• Tasks:
• 1. In the excerpt on the Mladić verdict, copy the passage word for word, from "Mladić’s conviction was" up to and including "and war crimes.".
• 2. Using the excerpt on the Mladić verdict, answer these:
(a) In what month and year was Mladić arrested and handed over to the ICTY?
(b) On what date will the ICTY formally close?
(c) How many perpetrators has the ICTY sentenced over the past 20 years?
• 3. List every type of crime named in the excerpt on the Mladić verdict.

• Excerpt:
========

Despite the end of the Bosnian war in 1995, Mladić was on the run until he was arrested and handed over to the ICTY in May 2011.

Today’s verdict is a victory for all Mladić’s victims and for everyone who campaigned for accountability for atrocities committed in the former Yugoslavia. It is a potent reminder that international justice can eventually catch up with all perpetrators of genocide, war crimes and crimes against humanity, regardless of how powerful they currently appear.

Mladić’s conviction was the last verdict issued by the ICTY, which will formally close on 31 December. The ICTY was the first ad hoctribunal established by the UN Security Council and the first international war crimes tribunal since the Second World War. Over the past 20 years, the ICTY has sentenced more than 80 perpetrators for genocide, crimes against humanity, and war crimes.

========

• Dataset content:
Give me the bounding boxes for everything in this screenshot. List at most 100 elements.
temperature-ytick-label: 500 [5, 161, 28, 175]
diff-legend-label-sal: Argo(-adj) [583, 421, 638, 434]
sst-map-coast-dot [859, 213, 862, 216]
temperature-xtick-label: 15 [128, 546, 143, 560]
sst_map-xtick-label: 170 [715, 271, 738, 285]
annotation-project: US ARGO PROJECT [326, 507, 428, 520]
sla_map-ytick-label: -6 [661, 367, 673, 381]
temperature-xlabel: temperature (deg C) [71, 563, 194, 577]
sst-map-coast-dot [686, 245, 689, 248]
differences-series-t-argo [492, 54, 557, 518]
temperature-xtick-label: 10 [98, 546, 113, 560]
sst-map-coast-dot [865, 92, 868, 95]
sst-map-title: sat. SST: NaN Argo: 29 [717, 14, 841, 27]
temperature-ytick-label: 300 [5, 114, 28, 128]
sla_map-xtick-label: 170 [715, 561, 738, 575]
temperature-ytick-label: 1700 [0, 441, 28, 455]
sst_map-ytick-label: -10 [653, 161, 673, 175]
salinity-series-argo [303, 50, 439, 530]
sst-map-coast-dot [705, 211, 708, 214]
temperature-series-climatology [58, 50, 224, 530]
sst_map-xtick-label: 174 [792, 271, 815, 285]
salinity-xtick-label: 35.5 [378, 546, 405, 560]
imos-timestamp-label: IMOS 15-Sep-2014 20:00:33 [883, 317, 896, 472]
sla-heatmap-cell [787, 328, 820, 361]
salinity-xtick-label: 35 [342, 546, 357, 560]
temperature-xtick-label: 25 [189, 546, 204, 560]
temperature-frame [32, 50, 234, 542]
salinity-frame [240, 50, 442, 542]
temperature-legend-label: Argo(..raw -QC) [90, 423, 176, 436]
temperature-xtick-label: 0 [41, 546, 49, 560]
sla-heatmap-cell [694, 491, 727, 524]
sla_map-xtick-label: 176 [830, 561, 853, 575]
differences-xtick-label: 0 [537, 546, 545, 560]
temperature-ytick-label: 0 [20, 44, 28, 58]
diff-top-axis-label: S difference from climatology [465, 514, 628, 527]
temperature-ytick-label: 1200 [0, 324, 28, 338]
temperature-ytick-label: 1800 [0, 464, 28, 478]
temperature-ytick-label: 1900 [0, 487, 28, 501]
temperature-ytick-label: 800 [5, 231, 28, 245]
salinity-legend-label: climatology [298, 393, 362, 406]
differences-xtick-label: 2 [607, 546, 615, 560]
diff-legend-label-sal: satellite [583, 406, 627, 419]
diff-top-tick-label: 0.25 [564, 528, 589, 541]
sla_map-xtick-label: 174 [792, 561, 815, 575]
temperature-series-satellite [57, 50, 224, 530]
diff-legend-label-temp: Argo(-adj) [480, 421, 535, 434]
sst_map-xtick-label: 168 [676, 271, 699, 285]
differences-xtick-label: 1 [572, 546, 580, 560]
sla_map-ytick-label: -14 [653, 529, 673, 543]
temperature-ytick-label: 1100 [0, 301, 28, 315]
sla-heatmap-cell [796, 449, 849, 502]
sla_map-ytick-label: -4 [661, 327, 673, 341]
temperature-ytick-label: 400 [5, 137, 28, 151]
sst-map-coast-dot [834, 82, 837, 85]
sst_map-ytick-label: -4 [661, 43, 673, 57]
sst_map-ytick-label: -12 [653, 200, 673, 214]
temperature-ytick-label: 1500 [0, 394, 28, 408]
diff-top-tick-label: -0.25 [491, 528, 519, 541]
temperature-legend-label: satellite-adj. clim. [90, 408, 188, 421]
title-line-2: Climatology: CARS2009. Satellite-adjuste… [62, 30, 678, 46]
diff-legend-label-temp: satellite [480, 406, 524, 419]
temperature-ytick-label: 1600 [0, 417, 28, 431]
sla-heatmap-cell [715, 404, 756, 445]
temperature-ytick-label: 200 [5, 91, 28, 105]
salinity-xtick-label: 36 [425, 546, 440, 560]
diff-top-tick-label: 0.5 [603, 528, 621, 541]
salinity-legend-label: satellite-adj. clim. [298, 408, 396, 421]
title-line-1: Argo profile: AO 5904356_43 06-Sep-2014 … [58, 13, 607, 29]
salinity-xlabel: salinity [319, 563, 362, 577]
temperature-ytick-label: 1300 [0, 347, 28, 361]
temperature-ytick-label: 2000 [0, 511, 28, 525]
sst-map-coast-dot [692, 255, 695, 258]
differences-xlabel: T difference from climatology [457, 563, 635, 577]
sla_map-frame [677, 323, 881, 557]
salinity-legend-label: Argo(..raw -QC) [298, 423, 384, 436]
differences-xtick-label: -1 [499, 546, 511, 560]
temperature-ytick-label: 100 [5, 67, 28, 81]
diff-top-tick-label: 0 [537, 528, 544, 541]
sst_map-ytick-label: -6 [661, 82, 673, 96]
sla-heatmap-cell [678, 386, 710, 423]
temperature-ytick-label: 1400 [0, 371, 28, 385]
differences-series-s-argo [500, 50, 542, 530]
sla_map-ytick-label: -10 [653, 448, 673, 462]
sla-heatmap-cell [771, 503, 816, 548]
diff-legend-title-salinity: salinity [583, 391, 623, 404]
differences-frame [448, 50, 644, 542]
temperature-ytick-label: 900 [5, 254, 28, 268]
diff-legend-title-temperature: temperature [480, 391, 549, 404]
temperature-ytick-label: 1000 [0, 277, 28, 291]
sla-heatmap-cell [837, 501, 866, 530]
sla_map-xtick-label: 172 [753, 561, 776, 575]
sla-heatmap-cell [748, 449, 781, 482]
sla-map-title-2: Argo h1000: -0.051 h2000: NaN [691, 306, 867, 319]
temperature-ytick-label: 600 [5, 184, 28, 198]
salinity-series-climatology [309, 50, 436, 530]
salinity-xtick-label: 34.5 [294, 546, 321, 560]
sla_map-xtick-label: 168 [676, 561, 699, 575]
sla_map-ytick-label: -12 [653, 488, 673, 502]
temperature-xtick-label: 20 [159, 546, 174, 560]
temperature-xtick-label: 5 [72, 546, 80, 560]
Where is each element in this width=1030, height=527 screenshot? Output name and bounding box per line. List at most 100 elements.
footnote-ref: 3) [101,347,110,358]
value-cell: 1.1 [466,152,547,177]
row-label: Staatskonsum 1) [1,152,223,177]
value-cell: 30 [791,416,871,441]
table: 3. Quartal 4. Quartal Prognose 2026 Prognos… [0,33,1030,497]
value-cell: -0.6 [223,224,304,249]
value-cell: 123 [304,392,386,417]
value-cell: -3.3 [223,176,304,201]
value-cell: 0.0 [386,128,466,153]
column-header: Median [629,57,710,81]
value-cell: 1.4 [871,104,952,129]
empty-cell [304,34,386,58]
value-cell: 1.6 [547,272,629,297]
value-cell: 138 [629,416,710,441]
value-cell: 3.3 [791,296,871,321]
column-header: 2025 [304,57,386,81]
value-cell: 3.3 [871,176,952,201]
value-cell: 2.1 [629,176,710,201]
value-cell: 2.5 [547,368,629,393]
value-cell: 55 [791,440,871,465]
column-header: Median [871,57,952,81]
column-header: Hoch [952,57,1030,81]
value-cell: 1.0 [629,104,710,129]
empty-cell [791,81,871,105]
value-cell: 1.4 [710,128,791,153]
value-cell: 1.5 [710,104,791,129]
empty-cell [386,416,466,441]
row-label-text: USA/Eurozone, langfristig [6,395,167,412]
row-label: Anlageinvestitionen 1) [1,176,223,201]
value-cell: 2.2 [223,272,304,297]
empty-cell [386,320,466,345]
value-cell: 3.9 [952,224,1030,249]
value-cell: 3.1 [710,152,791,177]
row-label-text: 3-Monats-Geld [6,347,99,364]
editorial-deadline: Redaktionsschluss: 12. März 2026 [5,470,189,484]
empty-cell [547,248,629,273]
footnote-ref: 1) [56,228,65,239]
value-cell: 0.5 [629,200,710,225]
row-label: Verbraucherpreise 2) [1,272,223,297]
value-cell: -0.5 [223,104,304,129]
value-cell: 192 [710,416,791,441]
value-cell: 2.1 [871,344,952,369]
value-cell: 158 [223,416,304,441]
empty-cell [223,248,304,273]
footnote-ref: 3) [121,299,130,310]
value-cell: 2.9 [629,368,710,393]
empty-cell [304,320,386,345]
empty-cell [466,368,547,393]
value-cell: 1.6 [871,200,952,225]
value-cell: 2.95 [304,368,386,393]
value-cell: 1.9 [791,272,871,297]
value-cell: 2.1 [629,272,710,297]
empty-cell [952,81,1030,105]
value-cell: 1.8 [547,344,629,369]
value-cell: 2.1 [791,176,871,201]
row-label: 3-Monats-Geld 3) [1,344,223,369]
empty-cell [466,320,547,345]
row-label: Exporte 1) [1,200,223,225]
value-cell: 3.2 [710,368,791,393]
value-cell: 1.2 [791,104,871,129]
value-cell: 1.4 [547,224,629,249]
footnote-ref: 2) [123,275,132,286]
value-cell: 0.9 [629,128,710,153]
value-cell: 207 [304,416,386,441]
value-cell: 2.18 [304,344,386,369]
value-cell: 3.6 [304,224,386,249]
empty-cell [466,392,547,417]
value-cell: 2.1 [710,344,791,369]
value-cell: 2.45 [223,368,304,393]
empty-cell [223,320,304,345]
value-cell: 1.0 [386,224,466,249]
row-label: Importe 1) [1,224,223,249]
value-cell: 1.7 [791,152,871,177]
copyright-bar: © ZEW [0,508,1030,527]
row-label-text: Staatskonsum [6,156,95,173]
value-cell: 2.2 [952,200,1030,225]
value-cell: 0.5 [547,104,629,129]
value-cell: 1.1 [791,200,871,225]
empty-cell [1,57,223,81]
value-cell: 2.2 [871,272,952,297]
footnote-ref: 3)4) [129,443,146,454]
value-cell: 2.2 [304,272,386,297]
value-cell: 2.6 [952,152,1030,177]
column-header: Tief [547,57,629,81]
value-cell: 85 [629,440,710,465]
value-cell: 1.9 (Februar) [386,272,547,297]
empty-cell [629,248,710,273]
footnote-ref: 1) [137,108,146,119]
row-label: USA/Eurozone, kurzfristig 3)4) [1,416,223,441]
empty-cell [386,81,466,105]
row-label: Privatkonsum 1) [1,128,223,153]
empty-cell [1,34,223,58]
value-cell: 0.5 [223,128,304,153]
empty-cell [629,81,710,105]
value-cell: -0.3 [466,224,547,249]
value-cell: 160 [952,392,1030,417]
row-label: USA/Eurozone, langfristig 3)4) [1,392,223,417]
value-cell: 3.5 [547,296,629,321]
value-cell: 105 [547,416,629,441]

========

• Your responses:
• 1.
Mladić’s conviction was the last verdict issued by the ICTY, which will formally close on 31 December. The ICTY was the first ad hoctribunal established by the UN Security Council and the first international war crimes tribunal since the Second World War. Over the past 20 years, the ICTY has sentenced more than 80 perpetrators for genocide, crimes against humanity, and war crimes.

• 2.
(a) May 2011
(b) 31 December
(c) More than 80

• 3.
Genocide
War crimes
Crimes against humanity